__Data provided__:
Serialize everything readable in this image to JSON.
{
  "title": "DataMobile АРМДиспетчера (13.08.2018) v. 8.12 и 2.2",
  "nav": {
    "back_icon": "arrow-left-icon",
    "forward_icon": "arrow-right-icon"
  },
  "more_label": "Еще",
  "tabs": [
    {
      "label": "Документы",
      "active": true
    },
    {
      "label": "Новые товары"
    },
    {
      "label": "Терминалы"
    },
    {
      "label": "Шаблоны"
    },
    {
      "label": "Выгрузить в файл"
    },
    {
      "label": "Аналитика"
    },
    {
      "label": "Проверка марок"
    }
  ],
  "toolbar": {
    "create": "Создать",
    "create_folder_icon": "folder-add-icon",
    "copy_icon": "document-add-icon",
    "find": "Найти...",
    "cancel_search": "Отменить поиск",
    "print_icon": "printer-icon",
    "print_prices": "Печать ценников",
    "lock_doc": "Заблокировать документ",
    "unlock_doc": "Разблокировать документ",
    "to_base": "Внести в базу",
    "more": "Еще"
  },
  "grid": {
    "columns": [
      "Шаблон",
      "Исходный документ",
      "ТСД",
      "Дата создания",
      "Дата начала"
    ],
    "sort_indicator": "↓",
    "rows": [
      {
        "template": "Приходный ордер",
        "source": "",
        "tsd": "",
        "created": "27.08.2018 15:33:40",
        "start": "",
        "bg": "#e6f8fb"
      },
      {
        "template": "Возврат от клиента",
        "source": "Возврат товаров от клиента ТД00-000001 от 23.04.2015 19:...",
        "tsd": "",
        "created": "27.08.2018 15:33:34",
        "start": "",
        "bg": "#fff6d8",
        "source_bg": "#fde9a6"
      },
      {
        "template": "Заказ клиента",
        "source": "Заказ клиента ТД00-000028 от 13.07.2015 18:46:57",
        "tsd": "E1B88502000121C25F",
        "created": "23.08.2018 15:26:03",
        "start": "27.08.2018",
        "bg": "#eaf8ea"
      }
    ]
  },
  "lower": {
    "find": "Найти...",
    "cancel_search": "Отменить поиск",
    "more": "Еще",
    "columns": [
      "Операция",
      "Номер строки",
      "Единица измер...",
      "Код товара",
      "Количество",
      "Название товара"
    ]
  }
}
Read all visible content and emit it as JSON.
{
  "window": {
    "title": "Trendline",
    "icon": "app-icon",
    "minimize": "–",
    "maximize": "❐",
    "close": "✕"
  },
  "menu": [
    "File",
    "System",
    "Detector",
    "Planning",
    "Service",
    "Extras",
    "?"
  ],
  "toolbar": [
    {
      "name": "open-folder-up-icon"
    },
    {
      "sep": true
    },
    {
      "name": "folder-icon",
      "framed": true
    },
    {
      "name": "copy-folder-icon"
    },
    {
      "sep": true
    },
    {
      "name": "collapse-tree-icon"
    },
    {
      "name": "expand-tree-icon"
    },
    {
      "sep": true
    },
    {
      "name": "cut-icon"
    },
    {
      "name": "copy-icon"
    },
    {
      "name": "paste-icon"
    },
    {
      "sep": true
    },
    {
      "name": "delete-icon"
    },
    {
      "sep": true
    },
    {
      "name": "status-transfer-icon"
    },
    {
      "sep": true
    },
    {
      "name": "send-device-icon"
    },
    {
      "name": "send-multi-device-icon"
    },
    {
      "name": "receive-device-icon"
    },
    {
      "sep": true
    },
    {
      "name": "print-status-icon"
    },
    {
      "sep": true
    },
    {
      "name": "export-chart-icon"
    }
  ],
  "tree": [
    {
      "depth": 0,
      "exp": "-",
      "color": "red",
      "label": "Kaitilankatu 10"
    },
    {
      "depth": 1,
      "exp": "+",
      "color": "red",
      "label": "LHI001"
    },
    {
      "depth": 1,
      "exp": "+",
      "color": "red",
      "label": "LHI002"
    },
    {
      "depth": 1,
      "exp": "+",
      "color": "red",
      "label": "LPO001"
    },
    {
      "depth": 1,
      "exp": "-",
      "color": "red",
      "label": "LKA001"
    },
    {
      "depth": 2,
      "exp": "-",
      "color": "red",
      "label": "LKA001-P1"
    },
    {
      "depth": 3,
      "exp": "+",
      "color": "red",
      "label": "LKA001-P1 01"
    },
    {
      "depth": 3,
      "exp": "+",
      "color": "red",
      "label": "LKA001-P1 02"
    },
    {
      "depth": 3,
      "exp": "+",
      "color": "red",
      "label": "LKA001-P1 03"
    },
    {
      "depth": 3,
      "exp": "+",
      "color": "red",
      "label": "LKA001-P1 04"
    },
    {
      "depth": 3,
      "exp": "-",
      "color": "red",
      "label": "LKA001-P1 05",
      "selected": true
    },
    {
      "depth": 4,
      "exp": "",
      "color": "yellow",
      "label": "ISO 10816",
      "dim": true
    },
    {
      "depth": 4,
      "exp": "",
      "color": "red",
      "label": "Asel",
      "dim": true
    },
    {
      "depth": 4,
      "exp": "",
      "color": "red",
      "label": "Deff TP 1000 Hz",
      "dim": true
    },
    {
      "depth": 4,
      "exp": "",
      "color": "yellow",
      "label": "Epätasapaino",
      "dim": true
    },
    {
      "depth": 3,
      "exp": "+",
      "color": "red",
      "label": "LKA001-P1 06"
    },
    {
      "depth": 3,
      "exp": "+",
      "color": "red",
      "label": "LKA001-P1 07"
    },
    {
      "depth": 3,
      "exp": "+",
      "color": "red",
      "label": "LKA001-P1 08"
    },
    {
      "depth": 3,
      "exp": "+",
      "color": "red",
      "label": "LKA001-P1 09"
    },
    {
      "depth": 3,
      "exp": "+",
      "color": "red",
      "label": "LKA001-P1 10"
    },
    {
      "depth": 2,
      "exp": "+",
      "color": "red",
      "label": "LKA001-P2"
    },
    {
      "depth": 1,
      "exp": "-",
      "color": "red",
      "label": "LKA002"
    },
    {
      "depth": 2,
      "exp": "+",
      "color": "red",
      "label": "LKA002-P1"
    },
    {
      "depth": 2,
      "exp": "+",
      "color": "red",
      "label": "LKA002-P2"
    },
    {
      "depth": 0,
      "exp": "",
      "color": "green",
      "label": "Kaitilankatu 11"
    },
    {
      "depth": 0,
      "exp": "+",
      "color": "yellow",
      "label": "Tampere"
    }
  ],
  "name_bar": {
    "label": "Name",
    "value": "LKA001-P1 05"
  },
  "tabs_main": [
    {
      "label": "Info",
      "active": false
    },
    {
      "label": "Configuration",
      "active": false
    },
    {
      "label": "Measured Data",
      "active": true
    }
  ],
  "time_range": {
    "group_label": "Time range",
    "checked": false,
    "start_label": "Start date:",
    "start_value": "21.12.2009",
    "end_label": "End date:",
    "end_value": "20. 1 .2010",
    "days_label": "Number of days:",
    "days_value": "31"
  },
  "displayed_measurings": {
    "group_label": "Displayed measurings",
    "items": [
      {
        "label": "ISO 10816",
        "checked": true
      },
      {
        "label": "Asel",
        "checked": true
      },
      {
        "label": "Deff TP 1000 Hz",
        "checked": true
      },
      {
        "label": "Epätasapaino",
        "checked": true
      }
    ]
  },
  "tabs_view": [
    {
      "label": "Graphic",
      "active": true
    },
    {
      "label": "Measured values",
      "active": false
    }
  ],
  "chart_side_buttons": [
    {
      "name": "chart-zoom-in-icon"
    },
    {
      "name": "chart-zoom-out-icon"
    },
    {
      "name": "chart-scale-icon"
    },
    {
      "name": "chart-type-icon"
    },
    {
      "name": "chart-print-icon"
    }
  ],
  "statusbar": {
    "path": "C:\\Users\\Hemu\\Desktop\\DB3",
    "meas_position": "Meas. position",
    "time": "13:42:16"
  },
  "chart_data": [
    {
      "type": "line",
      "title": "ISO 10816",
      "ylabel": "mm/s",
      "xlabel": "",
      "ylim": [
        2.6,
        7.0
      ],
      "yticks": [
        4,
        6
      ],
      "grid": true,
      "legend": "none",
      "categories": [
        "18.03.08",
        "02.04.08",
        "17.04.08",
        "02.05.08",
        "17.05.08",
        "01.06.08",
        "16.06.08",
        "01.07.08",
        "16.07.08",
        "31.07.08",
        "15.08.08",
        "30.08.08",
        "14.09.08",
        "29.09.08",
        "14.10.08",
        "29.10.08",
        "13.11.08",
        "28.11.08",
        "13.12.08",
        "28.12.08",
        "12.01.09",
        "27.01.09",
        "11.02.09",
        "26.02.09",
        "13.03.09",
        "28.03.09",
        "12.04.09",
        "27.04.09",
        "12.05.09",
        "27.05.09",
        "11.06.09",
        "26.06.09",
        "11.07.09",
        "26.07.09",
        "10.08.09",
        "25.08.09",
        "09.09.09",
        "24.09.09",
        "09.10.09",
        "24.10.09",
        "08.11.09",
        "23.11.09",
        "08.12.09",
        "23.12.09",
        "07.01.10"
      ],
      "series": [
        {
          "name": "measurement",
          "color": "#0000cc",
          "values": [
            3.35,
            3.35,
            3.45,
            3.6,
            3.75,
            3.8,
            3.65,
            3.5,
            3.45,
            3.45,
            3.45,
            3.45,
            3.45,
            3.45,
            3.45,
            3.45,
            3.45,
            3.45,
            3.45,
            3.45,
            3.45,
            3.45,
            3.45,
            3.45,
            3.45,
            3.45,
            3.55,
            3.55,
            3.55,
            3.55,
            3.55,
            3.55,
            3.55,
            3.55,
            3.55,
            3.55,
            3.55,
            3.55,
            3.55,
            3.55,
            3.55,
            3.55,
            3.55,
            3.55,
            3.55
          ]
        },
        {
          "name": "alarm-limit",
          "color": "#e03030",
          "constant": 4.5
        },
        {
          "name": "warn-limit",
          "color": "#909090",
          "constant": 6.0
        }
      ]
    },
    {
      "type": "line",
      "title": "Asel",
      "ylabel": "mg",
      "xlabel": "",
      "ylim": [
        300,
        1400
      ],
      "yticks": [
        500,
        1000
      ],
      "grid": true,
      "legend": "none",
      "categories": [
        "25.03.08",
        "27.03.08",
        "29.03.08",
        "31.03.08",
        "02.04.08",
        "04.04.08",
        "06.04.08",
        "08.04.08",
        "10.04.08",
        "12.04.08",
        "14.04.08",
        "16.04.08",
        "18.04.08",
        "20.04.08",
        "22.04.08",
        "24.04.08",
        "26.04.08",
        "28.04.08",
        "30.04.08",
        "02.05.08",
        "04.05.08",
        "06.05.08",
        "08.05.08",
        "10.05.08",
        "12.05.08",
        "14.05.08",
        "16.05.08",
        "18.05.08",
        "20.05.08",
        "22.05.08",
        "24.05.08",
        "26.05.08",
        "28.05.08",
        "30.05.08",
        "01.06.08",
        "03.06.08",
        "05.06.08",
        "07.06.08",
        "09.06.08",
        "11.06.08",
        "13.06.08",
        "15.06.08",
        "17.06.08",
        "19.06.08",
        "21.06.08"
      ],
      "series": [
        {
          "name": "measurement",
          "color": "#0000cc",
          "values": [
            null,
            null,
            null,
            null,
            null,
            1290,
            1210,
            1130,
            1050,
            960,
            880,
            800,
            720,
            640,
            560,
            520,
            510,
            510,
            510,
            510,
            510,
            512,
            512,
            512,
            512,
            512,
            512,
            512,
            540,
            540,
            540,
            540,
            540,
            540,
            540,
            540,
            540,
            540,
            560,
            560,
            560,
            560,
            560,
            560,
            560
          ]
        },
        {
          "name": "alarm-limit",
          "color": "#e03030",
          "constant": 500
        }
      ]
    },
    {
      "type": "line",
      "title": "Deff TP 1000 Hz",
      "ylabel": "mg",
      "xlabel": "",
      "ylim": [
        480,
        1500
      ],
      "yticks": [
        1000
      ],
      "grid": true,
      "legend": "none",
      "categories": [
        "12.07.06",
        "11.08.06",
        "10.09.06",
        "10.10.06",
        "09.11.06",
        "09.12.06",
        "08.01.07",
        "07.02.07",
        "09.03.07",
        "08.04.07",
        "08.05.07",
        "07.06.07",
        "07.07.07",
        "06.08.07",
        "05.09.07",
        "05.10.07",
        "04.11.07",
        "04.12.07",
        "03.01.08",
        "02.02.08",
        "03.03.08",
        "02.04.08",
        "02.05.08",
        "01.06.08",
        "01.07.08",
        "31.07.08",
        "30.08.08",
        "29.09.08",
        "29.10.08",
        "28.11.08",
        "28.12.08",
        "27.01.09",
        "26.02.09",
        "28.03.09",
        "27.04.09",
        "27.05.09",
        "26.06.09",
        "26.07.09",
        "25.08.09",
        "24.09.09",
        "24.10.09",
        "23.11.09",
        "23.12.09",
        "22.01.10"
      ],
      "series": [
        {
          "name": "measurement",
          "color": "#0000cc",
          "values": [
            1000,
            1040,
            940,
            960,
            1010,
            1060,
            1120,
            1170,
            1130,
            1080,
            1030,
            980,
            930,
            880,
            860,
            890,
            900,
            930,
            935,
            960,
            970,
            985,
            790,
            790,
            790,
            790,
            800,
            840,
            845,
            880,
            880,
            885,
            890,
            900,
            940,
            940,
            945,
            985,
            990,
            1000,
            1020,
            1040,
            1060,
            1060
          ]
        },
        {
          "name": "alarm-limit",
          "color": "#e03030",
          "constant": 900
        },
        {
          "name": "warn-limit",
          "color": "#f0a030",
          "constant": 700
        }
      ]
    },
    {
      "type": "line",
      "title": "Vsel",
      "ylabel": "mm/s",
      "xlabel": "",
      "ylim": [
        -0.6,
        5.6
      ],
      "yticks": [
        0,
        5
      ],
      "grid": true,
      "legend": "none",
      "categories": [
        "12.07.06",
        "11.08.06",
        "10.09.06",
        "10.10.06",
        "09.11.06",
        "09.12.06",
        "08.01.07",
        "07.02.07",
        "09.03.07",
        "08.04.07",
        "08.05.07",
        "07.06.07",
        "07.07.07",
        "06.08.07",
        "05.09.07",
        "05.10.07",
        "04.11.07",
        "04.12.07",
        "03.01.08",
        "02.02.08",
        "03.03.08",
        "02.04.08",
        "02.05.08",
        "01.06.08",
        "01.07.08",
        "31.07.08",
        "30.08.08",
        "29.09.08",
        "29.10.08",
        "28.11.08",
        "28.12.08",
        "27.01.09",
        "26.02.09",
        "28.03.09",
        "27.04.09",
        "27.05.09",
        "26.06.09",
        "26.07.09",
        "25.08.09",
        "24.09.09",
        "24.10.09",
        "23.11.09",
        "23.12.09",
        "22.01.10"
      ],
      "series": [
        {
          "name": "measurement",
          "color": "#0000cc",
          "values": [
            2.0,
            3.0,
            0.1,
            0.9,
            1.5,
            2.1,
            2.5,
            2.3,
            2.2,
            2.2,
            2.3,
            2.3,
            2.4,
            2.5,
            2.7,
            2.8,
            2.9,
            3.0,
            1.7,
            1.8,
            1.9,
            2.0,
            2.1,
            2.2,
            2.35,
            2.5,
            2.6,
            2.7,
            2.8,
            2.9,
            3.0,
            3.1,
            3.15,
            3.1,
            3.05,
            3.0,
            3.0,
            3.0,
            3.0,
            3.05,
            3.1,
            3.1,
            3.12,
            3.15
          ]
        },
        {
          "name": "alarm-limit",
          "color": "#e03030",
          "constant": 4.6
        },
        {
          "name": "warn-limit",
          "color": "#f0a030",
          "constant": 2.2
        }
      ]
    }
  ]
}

__Directive__: Show the lines of the records that include the string "date".

__Result__:
    "start_label": "Start date:",
    "end_label": "End date:",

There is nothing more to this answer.